▶ Problem requirements
Copy each line in the data that includes the word "related".

** begin **

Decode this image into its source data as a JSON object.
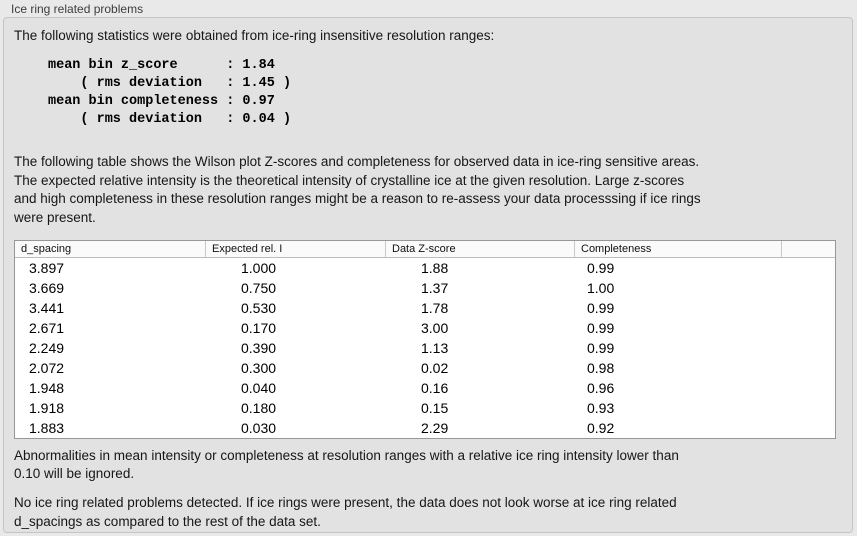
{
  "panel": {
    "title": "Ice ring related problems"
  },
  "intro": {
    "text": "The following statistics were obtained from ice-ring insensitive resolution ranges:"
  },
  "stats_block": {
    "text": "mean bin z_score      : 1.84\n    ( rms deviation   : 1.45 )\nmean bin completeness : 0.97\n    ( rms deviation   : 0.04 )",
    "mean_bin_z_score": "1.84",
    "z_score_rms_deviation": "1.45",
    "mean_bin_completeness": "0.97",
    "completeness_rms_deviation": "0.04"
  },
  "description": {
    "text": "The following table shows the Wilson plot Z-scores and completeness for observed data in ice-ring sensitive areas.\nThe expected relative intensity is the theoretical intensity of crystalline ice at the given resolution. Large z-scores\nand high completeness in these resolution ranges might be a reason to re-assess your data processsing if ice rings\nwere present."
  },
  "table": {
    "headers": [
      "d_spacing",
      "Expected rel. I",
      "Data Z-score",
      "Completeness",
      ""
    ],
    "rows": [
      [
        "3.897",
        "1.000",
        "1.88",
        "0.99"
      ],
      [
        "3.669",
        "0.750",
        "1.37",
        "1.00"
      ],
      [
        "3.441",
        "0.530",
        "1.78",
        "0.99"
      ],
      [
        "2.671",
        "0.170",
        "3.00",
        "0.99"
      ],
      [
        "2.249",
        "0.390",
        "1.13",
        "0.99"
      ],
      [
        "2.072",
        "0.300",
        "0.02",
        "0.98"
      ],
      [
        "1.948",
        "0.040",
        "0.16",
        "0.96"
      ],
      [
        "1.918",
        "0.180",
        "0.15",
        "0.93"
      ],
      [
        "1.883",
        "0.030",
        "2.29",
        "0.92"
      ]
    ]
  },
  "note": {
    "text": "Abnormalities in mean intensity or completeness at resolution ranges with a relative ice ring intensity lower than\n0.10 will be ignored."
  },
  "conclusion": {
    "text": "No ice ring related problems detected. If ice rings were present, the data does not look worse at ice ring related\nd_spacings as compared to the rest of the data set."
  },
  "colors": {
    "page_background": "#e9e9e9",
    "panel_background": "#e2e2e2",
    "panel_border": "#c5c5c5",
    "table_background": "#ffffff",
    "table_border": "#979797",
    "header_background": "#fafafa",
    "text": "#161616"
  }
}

** end **

▶ Answer to this problem
    "title": "Ice ring related problems"
    "text": "No ice ring related problems detected. If ice rings were present, the data does not look worse at ice ring related\nd_spacings as compared to the rest of the data set."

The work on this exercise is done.